Write out the listing beneath this instruction in its entirety, exactly as it reads.

(Data records)
* * * * *
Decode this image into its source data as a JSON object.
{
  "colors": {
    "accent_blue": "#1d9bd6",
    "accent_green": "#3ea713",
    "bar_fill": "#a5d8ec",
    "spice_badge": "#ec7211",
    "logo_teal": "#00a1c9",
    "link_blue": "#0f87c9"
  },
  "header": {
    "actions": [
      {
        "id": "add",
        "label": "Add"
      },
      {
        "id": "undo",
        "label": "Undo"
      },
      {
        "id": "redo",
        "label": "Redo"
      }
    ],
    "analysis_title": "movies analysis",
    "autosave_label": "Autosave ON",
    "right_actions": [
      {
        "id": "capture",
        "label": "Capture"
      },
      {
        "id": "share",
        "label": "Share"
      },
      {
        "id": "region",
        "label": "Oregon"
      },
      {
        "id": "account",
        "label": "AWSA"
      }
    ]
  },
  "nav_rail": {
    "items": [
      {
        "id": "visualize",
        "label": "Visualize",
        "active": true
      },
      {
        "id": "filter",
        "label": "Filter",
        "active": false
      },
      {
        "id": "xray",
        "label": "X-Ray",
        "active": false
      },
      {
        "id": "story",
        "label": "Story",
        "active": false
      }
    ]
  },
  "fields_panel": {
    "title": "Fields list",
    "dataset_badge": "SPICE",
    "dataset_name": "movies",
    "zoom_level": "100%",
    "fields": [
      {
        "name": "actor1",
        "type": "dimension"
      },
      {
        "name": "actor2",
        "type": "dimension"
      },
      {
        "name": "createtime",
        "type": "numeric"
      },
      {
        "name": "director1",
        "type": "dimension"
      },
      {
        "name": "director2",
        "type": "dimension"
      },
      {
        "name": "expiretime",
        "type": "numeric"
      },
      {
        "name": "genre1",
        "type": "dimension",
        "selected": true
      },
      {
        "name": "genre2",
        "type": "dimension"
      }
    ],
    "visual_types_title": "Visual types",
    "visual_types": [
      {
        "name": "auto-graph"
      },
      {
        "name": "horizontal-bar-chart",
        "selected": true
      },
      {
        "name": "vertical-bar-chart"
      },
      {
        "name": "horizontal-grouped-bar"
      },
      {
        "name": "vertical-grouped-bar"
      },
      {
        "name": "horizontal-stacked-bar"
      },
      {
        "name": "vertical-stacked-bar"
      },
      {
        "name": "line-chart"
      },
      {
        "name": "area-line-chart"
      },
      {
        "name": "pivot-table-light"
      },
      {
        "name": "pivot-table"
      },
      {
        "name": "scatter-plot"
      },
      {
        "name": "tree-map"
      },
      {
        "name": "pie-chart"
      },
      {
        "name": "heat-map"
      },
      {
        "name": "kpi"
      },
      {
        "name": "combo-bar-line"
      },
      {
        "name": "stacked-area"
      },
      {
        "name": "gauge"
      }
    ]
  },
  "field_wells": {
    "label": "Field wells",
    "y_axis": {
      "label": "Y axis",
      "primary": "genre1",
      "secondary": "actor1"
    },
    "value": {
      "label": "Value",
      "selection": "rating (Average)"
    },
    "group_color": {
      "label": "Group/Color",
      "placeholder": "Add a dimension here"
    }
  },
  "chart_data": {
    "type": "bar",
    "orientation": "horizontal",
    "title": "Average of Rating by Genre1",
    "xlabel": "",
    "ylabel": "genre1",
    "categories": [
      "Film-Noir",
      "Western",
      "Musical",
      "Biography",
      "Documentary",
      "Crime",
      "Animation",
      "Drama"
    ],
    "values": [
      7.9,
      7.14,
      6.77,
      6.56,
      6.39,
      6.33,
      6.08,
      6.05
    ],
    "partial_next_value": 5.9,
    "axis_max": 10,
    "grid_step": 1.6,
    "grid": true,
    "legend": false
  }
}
* * * * *
◆ Exercise result:
Decode this image into its source data as a JSON object.
{
  "colors": {
    "accent_blue": "#1d9bd6",
    "accent_green": "#3ea713",
    "bar_fill": "#a5d8ec",
    "spice_badge": "#ec7211",
    "logo_teal": "#00a1c9",
    "link_blue": "#0f87c9"
  },
  "header": {
    "actions": [
      {
        "id": "add",
        "label": "Add"
      },
      {
        "id": "undo",
        "label": "Undo"
      },
      {
        "id": "redo",
        "label": "Redo"
      }
    ],
    "analysis_title": "movies analysis",
    "autosave_label": "Autosave ON",
    "right_actions": [
      {
        "id": "capture",
        "label": "Capture"
      },
      {
        "id": "share",
        "label": "Share"
      },
      {
        "id": "region",
        "label": "Oregon"
      },
      {
        "id": "account",
        "label": "AWSA"
      }
    ]
  },
  "nav_rail": {
    "items": [
      {
        "id": "visualize",
        "label": "Visualize",
        "active": true
      },
      {
        "id": "filter",
        "label": "Filter",
        "active": false
      },
      {
        "id": "xray",
        "label": "X-Ray",
        "active": false
      },
      {
        "id": "story",
        "label": "Story",
        "active": false
      }
    ]
  },
  "fields_panel": {
    "title": "Fields list",
    "dataset_badge": "SPICE",
    "dataset_name": "movies",
    "zoom_level": "100%",
    "fields": [
      {
        "name": "actor1",
        "type": "dimension"
      },
      {
        "name": "actor2",
        "type": "dimension"
      },
      {
        "name": "createtime",
        "type": "numeric"
      },
      {
        "name": "director1",
        "type": "dimension"
      },
      {
        "name": "director2",
        "type": "dimension"
      },
      {
        "name": "expiretime",
        "type": "numeric"
      },
      {
        "name": "genre1",
        "type": "dimension",
        "selected": true
      },
      {
        "name": "genre2",
        "type": "dimension"
      }
    ],
    "visual_types_title": "Visual types",
    "visual_types": [
      {
        "name": "auto-graph"
      },
      {
        "name": "horizontal-bar-chart",
        "selected": true
      },
      {
        "name": "vertical-bar-chart"
      },
      {
        "name": "horizontal-grouped-bar"
      },
      {
        "name": "vertical-grouped-bar"
      },
      {
        "name": "horizontal-stacked-bar"
      },
      {
        "name": "vertical-stacked-bar"
      },
      {
        "name": "line-chart"
      },
      {
        "name": "area-line-chart"
      },
      {
        "name": "pivot-table-light"
      },
      {
        "name": "pivot-table"
      },
      {
        "name": "scatter-plot"
      },
      {
        "name": "tree-map"
      },
      {
        "name": "pie-chart"
      },
      {
        "name": "heat-map"
      },
      {
        "name": "kpi"
      },
      {
        "name": "combo-bar-line"
      },
      {
        "name": "stacked-area"
      },
      {
        "name": "gauge"
      }
    ]
  },
  "field_wells": {
    "label": "Field wells",
    "y_axis": {
      "label": "Y axis",
      "primary": "genre1",
      "secondary": "actor1"
    },
    "value": {
      "label": "Value",
      "selection": "rating (Average)"
    },
    "group_color": {
      "label": "Group/Color",
      "placeholder": "Add a dimension here"
    }
  },
  "chart_data": {
    "type": "bar",
    "orientation": "horizontal",
    "title": "Average of Rating by Genre1",
    "xlabel": "",
    "ylabel": "genre1",
    "categories": [
      "Film-Noir",
      "Western",
      "Musical",
      "Biography",
      "Documentary",
      "Crime",
      "Animation",
      "Drama"
    ],
    "values": [
      7.9,
      7.14,
      6.77,
      6.56,
      6.39,
      6.33,
      6.08,
      6.05
    ],
    "partial_next_value": 5.9,
    "axis_max": 10,
    "grid_step": 1.6,
    "grid": true,
    "legend": false
  }
}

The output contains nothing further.